_Your objective_
Tally the lines below that contain "comparezco". The number is the whole answer.

_Dataset entries_

..............................

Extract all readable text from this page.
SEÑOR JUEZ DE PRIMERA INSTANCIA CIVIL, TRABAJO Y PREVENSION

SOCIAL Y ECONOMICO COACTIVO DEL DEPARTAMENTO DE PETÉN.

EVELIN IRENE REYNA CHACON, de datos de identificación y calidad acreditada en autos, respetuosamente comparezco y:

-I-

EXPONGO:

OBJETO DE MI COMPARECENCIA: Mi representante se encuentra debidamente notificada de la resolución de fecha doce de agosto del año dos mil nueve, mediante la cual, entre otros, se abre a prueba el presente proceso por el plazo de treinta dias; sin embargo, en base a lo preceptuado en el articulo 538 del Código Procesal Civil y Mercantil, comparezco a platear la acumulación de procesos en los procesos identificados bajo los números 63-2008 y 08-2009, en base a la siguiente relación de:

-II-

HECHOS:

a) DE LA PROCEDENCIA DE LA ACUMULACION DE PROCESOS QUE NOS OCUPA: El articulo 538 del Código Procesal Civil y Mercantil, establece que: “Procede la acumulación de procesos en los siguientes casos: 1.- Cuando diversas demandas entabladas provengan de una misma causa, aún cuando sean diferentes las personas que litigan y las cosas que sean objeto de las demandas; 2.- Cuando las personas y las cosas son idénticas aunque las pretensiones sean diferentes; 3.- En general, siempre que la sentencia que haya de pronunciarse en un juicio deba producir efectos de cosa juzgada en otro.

..............................

_Response_
2